Data entries for graphics:

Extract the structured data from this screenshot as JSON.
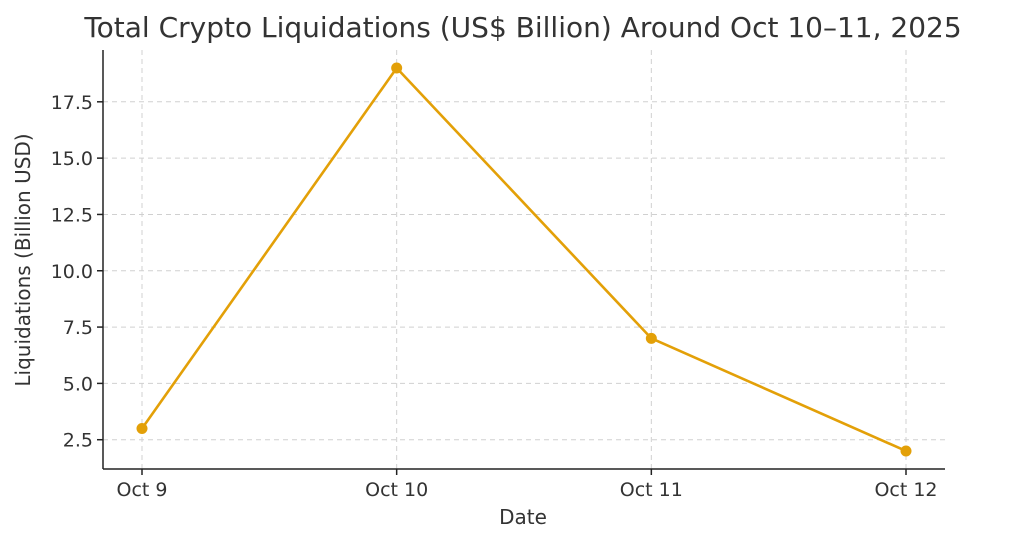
{
  "chart_data": {
    "type": "line",
    "title": "Total Crypto Liquidations (US$ Billion) Around Oct 10–11, 2025",
    "xlabel": "Date",
    "ylabel": "Liquidations (Billion USD)",
    "categories": [
      "Oct 9",
      "Oct 10",
      "Oct 11",
      "Oct 12"
    ],
    "series": [
      {
        "values": [
          3,
          19,
          7,
          2
        ],
        "color": "#E3A008",
        "marker": "circle"
      }
    ],
    "ylim": [
      1.2,
      19.8
    ],
    "yticks": [
      2.5,
      5.0,
      7.5,
      10.0,
      12.5,
      15.0,
      17.5
    ],
    "ytick_labels": [
      "2.5",
      "5.0",
      "7.5",
      "10.0",
      "12.5",
      "15.0",
      "17.5"
    ],
    "grid": true,
    "grid_style": "dashed",
    "legend": "none"
  }
}
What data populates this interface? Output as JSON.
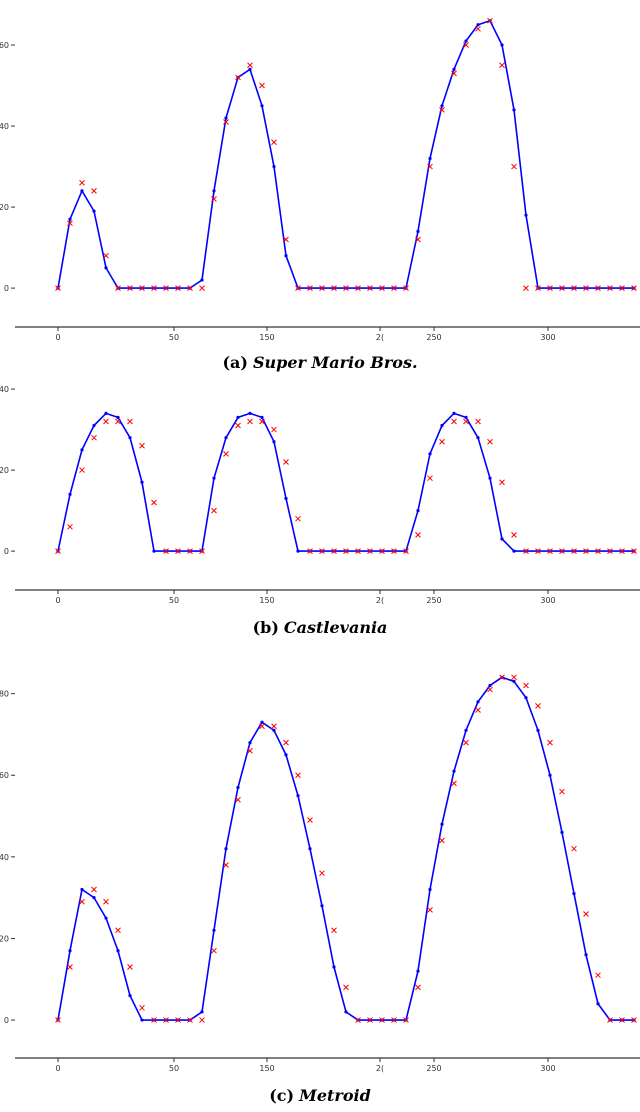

Written problem:
Work out how many lines in the records above hold the string "JSON", then give only that count.

The output:
2